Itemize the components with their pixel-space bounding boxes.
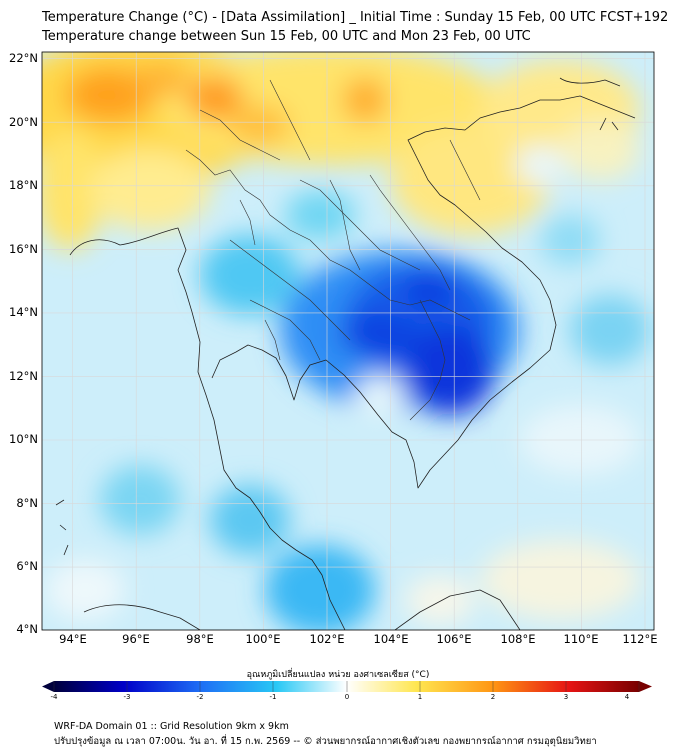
lat-label: 8°N	[16, 496, 38, 510]
colorbar-tick: -2	[196, 693, 204, 701]
lat-label: 14°N	[9, 305, 38, 319]
colorbar-tick: 2	[490, 693, 496, 701]
colorbar-high-arrow	[639, 681, 652, 692]
colorbar-gradient	[54, 681, 639, 692]
lon-label: 110°E	[563, 632, 599, 646]
lat-label: 22°N	[9, 51, 38, 65]
colorbar-tick: -1	[269, 693, 277, 701]
lat-label: 18°N	[9, 178, 38, 192]
footer-model-info: WRF-DA Domain 01 :: Grid Resolution 9km …	[54, 721, 289, 732]
lon-label: 104°E	[373, 632, 409, 646]
lon-label: 106°E	[436, 632, 472, 646]
graticule	[42, 52, 654, 630]
colorbar-tick: -4	[50, 693, 58, 701]
lat-label: 20°N	[9, 115, 38, 129]
lat-label: 12°N	[9, 369, 38, 383]
lat-label: 4°N	[16, 622, 38, 636]
lon-label: 100°E	[245, 632, 281, 646]
colorbar-tick: 0	[344, 693, 350, 701]
lon-label: 102°E	[309, 632, 345, 646]
lat-label: 6°N	[16, 559, 38, 573]
colorbar-low-arrow	[42, 681, 54, 692]
footer-credit: ปรับปรุงข้อมูล ณ เวลา 07:00น. วัน อา. ที…	[54, 736, 597, 747]
colorbar	[42, 681, 652, 692]
colorbar-tick: 3	[563, 693, 569, 701]
lon-label: 112°E	[622, 632, 658, 646]
map-title: Temperature Change (°C) - [Data Assimila…	[42, 10, 669, 25]
admin-borders	[185, 79, 481, 421]
colorbar-title: อุณหภูมิเปลี่ยนแปลง หน่วย องศาเซลเซียส (…	[246, 670, 430, 680]
lon-label: 108°E	[500, 632, 536, 646]
lat-label: 16°N	[9, 242, 38, 256]
map-subtitle: Temperature change between Sun 15 Feb, 0…	[42, 29, 531, 44]
lon-label: 94°E	[59, 632, 87, 646]
coastlines	[55, 77, 636, 630]
colorbar-tick: -3	[123, 693, 131, 701]
lon-label: 96°E	[122, 632, 150, 646]
map-frame	[41, 51, 655, 631]
colorbar-tick: 1	[417, 693, 423, 701]
colorbar-tick: 4	[624, 693, 630, 701]
lat-label: 10°N	[9, 432, 38, 446]
lon-label: 98°E	[186, 632, 214, 646]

_EXERCISE PROMPT_
Please copy out every line of the items above word for word, leaving out the pictures.

_THE OUTPUT_
Itemize the components with their pixel-space bounding boxes.
lat-label: 8°N	[16, 496, 38, 510]
colorbar-tick: -2	[196, 693, 204, 701]
lat-label: 14°N	[9, 305, 38, 319]
colorbar-tick: 2	[490, 693, 496, 701]
colorbar-high-arrow	[639, 681, 652, 692]
colorbar-gradient	[54, 681, 639, 692]
lon-label: 110°E	[563, 632, 599, 646]
lat-label: 22°N	[9, 51, 38, 65]
colorbar-tick: -1	[269, 693, 277, 701]
lat-label: 18°N	[9, 178, 38, 192]
footer-model-info: WRF-DA Domain 01 :: Grid Resolution 9km …	[54, 721, 289, 732]
lon-label: 104°E	[373, 632, 409, 646]
lon-label: 106°E	[436, 632, 472, 646]
graticule	[42, 52, 654, 630]
colorbar-tick: -4	[50, 693, 58, 701]
lat-label: 20°N	[9, 115, 38, 129]
lat-label: 12°N	[9, 369, 38, 383]
lat-label: 4°N	[16, 622, 38, 636]
lon-label: 100°E	[245, 632, 281, 646]
colorbar-tick: 0	[344, 693, 350, 701]
lon-label: 102°E	[309, 632, 345, 646]
lat-label: 6°N	[16, 559, 38, 573]
colorbar-low-arrow	[42, 681, 54, 692]
footer-credit: ปรับปรุงข้อมูล ณ เวลา 07:00น. วัน อา. ที…	[54, 736, 597, 747]
colorbar	[42, 681, 652, 692]
colorbar-tick: 3	[563, 693, 569, 701]
lon-label: 112°E	[622, 632, 658, 646]
map-title: Temperature Change (°C) - [Data Assimila…	[42, 10, 669, 25]
admin-borders	[185, 79, 481, 421]
colorbar-title: อุณหภูมิเปลี่ยนแปลง หน่วย องศาเซลเซียส (…	[246, 670, 430, 680]
lon-label: 108°E	[500, 632, 536, 646]
lat-label: 16°N	[9, 242, 38, 256]
map-subtitle: Temperature change between Sun 15 Feb, 0…	[42, 29, 531, 44]
lon-label: 94°E	[59, 632, 87, 646]
coastlines	[55, 77, 636, 630]
colorbar-tick: -3	[123, 693, 131, 701]
lon-label: 96°E	[122, 632, 150, 646]
map-frame	[41, 51, 655, 631]
colorbar-tick: 1	[417, 693, 423, 701]
colorbar-tick: 4	[624, 693, 630, 701]
lat-label: 10°N	[9, 432, 38, 446]
lon-label: 98°E	[186, 632, 214, 646]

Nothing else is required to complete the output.